Copy out all lines in the data below containing the string "intézkedéseket".

| Dataset rows |
******************************

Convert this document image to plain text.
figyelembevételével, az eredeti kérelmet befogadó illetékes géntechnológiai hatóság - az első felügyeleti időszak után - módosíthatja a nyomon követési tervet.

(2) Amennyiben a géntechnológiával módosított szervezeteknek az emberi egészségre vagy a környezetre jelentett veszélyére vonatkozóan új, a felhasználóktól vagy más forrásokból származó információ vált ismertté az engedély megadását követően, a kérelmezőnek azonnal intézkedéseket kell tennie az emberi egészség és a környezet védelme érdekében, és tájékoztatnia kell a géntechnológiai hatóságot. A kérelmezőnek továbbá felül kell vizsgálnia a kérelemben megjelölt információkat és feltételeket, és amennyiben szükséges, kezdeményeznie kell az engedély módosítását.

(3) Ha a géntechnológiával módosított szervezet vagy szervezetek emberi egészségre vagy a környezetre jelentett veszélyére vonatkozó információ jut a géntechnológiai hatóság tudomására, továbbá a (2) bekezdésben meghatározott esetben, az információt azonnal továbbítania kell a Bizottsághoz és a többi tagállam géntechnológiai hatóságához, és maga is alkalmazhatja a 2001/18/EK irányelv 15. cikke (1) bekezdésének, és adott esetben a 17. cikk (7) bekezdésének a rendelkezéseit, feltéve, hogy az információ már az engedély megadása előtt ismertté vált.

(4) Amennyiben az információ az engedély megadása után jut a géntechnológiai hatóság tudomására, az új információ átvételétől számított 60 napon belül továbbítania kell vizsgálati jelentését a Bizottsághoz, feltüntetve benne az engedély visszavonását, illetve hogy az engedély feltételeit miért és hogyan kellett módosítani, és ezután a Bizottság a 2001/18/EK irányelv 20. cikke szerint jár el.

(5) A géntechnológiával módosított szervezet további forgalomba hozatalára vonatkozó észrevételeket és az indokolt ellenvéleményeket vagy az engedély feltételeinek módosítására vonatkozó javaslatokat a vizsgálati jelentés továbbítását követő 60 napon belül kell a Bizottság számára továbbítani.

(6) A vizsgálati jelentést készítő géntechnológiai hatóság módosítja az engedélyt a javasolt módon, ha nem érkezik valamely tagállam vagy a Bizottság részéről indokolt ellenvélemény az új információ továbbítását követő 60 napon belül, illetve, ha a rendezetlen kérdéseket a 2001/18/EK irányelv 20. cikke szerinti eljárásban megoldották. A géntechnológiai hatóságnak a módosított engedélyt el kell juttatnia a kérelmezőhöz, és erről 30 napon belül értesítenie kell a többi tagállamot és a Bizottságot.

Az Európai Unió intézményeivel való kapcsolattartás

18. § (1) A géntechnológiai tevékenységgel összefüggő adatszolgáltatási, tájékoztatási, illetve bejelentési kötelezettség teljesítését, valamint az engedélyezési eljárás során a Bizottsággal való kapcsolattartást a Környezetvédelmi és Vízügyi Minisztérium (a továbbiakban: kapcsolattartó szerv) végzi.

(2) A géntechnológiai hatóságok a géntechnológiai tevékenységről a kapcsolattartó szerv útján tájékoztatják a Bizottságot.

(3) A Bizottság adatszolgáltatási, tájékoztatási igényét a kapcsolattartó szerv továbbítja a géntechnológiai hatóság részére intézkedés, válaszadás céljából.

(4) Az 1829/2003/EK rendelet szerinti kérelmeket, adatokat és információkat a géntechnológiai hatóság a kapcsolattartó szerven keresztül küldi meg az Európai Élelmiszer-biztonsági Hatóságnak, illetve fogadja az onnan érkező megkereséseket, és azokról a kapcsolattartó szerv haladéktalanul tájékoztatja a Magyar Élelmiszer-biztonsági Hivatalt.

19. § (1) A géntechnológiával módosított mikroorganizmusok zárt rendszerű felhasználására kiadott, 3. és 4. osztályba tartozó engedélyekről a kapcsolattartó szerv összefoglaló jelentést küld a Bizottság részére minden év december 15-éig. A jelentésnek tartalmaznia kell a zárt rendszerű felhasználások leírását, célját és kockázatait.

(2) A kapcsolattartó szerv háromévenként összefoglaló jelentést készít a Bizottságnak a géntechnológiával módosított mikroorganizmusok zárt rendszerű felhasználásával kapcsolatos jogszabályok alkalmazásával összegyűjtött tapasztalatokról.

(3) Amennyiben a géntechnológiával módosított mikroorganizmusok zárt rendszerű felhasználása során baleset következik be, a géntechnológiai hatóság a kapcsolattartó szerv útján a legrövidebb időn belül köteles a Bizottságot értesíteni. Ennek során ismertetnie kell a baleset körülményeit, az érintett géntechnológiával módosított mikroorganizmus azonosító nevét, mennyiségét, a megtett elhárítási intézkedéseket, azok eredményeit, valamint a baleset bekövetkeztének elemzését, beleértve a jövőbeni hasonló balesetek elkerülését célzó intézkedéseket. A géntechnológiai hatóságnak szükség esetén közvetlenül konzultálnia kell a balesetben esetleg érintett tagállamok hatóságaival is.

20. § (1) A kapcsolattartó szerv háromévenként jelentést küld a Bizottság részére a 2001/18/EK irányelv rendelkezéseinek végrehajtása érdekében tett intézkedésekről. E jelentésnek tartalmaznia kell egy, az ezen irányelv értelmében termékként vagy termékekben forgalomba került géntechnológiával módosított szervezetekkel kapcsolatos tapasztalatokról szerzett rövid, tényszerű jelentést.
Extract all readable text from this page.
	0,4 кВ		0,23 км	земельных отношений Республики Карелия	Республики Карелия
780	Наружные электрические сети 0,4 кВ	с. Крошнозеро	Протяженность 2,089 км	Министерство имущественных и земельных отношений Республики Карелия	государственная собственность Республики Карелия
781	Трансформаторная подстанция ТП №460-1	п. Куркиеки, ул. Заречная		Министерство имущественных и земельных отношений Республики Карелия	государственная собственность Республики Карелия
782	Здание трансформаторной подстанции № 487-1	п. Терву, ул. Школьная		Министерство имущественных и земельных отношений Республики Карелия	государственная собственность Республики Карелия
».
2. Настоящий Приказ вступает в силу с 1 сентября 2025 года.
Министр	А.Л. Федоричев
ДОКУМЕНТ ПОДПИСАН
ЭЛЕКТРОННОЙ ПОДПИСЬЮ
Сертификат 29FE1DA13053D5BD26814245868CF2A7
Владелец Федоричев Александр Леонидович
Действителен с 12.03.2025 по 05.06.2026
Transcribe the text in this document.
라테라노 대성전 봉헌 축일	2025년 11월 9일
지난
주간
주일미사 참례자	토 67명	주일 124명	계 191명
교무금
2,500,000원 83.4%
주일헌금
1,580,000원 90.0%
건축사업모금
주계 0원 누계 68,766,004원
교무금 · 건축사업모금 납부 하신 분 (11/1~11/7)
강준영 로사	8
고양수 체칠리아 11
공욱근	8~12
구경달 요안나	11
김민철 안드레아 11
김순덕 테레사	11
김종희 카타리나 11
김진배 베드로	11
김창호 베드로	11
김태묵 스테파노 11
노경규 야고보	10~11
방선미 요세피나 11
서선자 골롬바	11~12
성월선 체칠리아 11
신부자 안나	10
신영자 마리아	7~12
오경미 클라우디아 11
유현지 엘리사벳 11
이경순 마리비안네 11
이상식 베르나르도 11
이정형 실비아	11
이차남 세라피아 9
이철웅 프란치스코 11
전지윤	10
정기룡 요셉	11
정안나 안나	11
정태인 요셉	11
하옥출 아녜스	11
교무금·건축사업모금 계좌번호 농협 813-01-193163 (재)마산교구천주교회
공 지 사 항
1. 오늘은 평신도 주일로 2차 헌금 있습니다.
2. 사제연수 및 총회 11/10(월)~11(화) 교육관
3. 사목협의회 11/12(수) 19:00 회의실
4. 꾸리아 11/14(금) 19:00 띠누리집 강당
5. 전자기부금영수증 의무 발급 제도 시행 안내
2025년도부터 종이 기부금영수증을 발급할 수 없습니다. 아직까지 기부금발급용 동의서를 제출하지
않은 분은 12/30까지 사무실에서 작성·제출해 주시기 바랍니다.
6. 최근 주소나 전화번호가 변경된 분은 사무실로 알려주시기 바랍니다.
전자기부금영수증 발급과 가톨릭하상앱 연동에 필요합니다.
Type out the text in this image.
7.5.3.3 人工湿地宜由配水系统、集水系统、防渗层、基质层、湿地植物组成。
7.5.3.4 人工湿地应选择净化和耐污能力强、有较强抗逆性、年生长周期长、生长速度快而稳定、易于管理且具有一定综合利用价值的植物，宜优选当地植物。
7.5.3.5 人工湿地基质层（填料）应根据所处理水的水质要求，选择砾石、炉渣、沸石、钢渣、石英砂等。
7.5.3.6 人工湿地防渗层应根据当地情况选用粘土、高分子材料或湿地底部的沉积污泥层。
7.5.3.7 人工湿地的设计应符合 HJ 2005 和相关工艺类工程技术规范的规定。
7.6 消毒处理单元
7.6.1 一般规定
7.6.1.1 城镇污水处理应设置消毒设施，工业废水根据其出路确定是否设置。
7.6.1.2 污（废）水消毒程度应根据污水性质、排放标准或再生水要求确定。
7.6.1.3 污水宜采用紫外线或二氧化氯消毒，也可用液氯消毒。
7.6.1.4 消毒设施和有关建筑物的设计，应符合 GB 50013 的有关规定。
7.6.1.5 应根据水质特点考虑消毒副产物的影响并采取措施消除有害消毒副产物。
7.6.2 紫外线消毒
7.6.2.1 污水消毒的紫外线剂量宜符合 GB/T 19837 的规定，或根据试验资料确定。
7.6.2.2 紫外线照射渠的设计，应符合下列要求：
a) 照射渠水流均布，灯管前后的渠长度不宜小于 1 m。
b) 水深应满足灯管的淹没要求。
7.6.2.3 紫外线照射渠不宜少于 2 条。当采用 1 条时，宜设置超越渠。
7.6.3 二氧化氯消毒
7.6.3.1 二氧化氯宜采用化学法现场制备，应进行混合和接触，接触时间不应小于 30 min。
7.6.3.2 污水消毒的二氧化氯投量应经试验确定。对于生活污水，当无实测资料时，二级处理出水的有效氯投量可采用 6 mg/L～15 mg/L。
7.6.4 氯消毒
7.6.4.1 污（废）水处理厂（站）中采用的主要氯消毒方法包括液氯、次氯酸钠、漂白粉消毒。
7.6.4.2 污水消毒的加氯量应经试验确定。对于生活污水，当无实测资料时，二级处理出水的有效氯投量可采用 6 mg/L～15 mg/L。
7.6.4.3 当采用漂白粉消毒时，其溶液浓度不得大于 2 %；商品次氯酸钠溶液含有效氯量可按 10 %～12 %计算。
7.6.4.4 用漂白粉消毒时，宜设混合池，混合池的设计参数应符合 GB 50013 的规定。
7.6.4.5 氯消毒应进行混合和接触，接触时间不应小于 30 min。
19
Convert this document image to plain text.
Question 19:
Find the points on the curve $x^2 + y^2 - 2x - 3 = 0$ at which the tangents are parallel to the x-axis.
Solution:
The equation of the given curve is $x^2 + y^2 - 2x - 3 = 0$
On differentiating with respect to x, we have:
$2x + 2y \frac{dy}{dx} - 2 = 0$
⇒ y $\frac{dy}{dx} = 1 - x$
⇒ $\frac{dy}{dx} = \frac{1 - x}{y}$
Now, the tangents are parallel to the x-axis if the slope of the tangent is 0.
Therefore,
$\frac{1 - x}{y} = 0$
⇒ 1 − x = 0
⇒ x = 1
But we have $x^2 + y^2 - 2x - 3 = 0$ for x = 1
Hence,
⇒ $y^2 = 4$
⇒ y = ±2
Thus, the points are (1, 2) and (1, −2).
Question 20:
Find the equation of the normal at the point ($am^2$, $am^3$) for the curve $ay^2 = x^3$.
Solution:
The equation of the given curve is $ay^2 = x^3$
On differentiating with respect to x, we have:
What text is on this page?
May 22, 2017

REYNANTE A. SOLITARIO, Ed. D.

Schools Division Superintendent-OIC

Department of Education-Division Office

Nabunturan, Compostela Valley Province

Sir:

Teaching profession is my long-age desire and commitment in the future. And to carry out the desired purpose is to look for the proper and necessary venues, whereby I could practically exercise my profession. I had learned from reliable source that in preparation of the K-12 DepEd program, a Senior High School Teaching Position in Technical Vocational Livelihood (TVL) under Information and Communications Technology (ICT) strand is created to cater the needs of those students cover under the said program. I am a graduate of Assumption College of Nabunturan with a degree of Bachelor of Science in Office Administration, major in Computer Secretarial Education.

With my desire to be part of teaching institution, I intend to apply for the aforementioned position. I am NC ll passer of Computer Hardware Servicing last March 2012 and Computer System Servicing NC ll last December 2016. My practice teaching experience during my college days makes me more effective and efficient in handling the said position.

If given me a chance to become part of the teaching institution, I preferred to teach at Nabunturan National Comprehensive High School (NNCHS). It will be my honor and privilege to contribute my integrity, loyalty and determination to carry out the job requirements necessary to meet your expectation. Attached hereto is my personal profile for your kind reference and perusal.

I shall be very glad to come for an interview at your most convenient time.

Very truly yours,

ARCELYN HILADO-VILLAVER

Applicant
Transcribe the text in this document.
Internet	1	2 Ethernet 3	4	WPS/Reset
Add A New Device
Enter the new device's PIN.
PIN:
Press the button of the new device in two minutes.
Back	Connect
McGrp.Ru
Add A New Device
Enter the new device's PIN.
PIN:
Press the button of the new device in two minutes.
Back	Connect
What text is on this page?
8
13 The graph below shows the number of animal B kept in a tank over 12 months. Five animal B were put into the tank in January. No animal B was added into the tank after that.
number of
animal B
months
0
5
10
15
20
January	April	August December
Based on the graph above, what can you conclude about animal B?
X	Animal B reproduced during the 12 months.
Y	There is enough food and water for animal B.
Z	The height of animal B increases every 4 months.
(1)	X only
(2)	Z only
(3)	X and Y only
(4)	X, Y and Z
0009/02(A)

******************************

| Response to the exercise |
(2) Amennyiben a géntechnológiával módosított szervezeteknek az emberi egészségre vagy a környezetre jelentett veszélyére vonatkozóan új, a felhasználóktól vagy más forrásokból származó információ vált ismertté az engedély megadását követően, a kérelmezőnek azonnal intézkedéseket kell tennie az emberi egészség és a környezet védelme érdekében, és tájékoztatnia kell a géntechnológiai hatóságot. A kérelmezőnek továbbá felül kell vizsgálnia a kérelemben megjelölt információkat és feltételeket, és amennyiben szükséges, kezdeményeznie kell az engedély módosítását.
(3) Amennyiben a géntechnológiával módosított mikroorganizmusok zárt rendszerű felhasználása során baleset következik be, a géntechnológiai hatóság a kapcsolattartó szerv útján a legrövidebb időn belül köteles a Bizottságot értesíteni. Ennek során ismertetnie kell a baleset körülményeit, az érintett géntechnológiával módosított mikroorganizmus azonosító nevét, mennyiségét, a megtett elhárítási intézkedéseket, azok eredményeit, valamint a baleset bekövetkeztének elemzését, beleértve a jövőbeni hasonló balesetek elkerülését célzó intézkedéseket. A géntechnológiai hatóságnak szükség esetén közvetlenül konzultálnia kell a balesetben esetleg érintett tagállamok hatóságaival is.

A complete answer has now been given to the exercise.